-- Exercise instructions --
1 – From the comment thread, extract the passage starting at "To work out" and ending at "better spent elsewhere.".
2 – According to the comment thread, in what magazine and issue was "The Midas Plague" first published?
3 – Carry on the comment thread from where it stops.

-- Text passage --
•••••

October 21, 2011 1:42 am

At 11:01 PM on 20 October, old engineer had written:

A long time ago I read a SF short story, whose title and author I don’t remember. But it took place in a future time that anna v describes. The consumption problem was taken care of by requiring people to consume a certain amount of goods. The higher up the social ladder you were the LESS goods you had to consume. People like judges and professions had to consume only moderate amounts, But bus drivers, ditch diggers, etc. had to consume staggering amounts of goods. Of course you had to turn in (recycle?) the used goods to prove they had been consumed. Those that kept the statistics noted one individual that consumed several times his quota of clothes. He was awarded “Consumer of the Year.” It turned out he had taken several of his household robots, put them in his basement wearing his clothes, and had them doing things that would wear out the clothes.

The name of the short story was “The Midas Plague,” written by Frederick Pohl. It was originally published in Galaxy magazine, April 1954 (when H.L. Gold was still the editor), and had been reprinted many times thereafter, most notably in The Science Fiction Hall of Fame, Volume Two: The Greatest Science Fiction Novellas of All Time (1973, which is probably where you’d read it).
A damned nice anthology, that. Anybody else recall a work collected therein, written by Pohl’s frequent collaborator, C.M. Kornbluth? A tale for our times titled “The Marching Morons.”

Bulldust
October 21, 2011 1:45 am

While the analogy isn’t a bad one, it isn’t entirely accurate either. The original window does not represent the negative externality that a “dirty” smokestack does. If the smokestake is emitting gases that have a negative impact on other parties, then it might be appropriate to internalise the externalities (the costs to others of the pollution). Having said that, it is a huge stretch to suggest that the EPA somehow creates jobs … the additional costs of pollution abatement would have been additional profits received by the factory owner(s) or reduced prices of the output enjoyed by the consumers of their wares.
To work out the benefit:cost would be an involved exercise, but one thing is certain… if the cost of abatement is greater than the benefit of reduced pollution, then the money would be better spent elsewhere.

•••••

Data excerpts
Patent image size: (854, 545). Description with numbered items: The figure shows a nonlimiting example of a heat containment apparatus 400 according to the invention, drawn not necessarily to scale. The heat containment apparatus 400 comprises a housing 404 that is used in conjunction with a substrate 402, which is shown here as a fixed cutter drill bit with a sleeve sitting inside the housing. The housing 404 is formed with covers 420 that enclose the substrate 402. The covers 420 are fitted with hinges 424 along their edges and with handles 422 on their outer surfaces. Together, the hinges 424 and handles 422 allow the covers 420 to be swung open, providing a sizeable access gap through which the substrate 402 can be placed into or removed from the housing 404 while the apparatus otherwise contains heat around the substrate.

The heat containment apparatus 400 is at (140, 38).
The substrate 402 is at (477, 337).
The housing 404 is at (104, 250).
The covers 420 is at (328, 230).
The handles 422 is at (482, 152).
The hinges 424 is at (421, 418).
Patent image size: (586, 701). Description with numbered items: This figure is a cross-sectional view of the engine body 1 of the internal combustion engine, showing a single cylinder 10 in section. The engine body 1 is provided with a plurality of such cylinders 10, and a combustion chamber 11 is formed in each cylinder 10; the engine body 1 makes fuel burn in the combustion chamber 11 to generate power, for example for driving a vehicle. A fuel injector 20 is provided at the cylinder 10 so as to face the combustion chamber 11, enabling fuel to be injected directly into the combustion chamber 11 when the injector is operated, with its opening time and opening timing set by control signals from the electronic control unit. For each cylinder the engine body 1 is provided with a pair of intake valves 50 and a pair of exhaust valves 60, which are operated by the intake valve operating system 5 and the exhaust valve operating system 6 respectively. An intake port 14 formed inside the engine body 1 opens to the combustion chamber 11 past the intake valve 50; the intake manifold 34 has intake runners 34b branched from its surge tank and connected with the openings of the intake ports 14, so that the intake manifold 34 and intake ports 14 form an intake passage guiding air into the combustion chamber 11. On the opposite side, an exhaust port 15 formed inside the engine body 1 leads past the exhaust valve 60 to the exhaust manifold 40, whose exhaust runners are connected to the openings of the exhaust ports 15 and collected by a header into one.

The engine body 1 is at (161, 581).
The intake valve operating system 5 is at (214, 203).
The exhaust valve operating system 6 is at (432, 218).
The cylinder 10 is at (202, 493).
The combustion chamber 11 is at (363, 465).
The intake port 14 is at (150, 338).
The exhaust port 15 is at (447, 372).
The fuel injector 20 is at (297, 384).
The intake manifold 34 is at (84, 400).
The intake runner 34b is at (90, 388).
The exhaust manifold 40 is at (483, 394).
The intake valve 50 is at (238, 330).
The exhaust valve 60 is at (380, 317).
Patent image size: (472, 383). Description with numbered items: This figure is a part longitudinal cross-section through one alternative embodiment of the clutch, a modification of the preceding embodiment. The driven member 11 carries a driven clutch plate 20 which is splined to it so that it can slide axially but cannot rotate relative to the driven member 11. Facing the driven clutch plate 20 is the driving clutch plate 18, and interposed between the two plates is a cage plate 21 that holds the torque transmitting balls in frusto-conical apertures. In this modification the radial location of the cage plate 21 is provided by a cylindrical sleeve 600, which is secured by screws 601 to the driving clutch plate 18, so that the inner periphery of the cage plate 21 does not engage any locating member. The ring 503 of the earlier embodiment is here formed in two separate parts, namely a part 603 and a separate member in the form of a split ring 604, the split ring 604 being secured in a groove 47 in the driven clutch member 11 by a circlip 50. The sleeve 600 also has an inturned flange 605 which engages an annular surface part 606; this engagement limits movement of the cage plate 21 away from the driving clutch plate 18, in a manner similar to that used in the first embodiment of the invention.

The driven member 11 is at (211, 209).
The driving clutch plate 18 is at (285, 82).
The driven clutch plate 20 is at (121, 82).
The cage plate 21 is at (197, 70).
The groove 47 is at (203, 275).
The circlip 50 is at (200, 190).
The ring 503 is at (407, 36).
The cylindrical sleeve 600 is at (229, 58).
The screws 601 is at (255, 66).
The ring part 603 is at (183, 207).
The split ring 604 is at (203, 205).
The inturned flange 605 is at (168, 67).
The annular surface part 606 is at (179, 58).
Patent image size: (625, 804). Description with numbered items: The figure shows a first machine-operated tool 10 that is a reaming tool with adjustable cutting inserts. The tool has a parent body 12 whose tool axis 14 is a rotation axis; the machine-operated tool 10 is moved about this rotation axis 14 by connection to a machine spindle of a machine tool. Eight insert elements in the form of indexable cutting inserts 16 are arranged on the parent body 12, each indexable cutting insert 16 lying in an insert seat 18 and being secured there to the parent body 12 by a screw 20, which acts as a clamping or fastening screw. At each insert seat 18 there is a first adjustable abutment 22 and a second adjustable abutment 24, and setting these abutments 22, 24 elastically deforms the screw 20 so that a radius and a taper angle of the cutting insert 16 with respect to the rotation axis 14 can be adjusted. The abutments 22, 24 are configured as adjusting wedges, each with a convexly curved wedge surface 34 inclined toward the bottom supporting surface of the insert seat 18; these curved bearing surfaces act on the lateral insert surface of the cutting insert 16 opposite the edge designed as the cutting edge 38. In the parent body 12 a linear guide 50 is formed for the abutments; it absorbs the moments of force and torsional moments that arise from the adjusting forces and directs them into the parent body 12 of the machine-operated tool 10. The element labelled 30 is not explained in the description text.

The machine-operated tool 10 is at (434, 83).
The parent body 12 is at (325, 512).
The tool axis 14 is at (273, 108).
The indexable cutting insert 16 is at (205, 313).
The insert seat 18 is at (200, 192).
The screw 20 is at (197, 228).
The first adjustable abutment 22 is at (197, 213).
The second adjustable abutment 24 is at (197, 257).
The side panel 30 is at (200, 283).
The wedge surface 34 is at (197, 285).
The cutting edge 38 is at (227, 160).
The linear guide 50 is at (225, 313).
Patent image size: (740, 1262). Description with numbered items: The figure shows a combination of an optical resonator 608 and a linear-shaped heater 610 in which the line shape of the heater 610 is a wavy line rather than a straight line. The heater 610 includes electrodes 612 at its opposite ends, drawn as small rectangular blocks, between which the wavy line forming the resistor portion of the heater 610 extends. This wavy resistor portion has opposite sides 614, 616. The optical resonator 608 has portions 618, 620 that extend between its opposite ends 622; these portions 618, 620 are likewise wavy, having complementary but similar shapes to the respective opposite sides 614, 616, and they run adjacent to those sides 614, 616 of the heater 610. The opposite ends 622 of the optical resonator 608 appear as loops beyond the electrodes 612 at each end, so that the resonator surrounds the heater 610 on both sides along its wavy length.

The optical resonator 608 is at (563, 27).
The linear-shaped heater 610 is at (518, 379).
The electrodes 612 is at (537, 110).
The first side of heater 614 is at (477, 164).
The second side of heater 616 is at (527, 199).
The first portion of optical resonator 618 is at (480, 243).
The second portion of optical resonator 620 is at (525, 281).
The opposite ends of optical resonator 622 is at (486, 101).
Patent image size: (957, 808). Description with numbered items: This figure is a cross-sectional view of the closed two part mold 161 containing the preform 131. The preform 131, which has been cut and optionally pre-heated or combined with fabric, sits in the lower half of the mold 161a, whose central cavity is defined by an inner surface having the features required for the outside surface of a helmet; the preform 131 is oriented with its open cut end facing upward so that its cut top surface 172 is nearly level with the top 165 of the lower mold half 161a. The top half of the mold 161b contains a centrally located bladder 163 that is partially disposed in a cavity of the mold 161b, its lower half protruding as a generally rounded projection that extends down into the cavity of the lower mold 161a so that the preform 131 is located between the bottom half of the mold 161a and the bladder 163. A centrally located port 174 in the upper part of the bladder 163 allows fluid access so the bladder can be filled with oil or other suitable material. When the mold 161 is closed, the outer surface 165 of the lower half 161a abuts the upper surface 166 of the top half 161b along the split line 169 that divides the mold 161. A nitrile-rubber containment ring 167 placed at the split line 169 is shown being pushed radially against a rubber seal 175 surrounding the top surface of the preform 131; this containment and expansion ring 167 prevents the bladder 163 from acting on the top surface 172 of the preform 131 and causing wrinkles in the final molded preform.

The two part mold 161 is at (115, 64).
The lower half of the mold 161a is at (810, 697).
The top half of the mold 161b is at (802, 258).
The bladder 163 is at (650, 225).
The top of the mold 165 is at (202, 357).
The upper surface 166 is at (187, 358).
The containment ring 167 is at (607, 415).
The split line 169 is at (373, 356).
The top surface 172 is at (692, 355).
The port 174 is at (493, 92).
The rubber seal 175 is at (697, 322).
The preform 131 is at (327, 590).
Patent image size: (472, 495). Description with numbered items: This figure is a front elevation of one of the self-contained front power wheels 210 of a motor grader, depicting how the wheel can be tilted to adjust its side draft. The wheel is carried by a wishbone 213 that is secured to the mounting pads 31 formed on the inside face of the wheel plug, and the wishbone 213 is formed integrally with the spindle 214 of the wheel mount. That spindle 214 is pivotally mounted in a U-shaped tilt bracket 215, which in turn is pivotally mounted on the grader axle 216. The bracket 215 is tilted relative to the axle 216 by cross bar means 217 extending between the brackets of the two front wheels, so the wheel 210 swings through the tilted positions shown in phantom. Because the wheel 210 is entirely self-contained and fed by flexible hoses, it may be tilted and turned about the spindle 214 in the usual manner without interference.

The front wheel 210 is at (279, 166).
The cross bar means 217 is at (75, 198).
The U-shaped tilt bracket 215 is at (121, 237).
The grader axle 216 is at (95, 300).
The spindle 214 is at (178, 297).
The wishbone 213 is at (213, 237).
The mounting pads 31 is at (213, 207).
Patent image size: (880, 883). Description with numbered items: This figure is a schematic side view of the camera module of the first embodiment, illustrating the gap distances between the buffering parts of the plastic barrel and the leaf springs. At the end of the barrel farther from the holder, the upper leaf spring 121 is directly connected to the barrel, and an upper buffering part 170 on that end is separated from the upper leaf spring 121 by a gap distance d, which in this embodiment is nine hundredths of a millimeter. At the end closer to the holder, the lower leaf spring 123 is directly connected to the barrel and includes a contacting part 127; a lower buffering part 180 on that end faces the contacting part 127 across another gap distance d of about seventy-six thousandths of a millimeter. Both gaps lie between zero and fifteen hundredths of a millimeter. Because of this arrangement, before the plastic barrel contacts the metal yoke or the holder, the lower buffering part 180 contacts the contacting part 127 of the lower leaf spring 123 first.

•••••

-- Responses in order --
1 –
To work out the benefit:cost would be an involved exercise, but one thing is certain… if the cost of abatement is greater than the benefit of reduced pollution, then the money would be better spent elsewhere.

2 – Galaxy magazine, April 1954.

3 –
There are entire volumes written on this subject…

October 21, 2011 1:55 am

johanna at 11:54pm
500 year old windows like these?
http://www.world-city-photos.org/Paris/paris_notre_dame/Paris_Notre_Dame_stained_glass.jpg
No, nobody lives in Notre Dame, but most folks don’t replace the windows in their house just to replace them(and folks with 100+ year old houses are likely to call you a blasphemer for suggesting it!). Yes replacing older windows with newer technolgy windows does help the homeowner, but it is still at the cost of the loss of those windows. Most newer technology windows go into new construction(or major home remodels), which in terms of windows can not be considered “destruction” at all(Your not static model). Broken windows (and cyclone destruction) even if you replace with newer technologies are still destruction and a loss, which have to be considered/subtracted from the gain to come up with a true amount of gain/progress.
And then we come to the EPA and Browner…new regulations for the sake of new regulations, which seems to be SOP for the EPA, that don’t do anything for the economy, nor necessarily for the environment IS breaking the window without any gain in replacing it, and could very easily be a large economic loss.

F. Ross
October 21, 2011 2:02 am

“…and re-calibrate your sphincter …”
Hey!, I don’t want no one, no-how re-calibrating any of MY sphincters.

October 21, 2011 2:05 am

Applegate said (October 20, 2011 at 9:28 pm):
How much more would those workers enrich people if engaged in productive endeavors?
Aye, there’s the rub. Economists have a term “opportunity cost” which, when a business chooses to make a certain investment, is the lost opportunity of doing something better with the money. So when Person A says, “Hey we can make a 5% profit if we do this” it seems a no brainer until Person B says, “But this alternative project will make us 10%”.
Windmills and solar plants, whist not a total dead loss, are broken windows writ large.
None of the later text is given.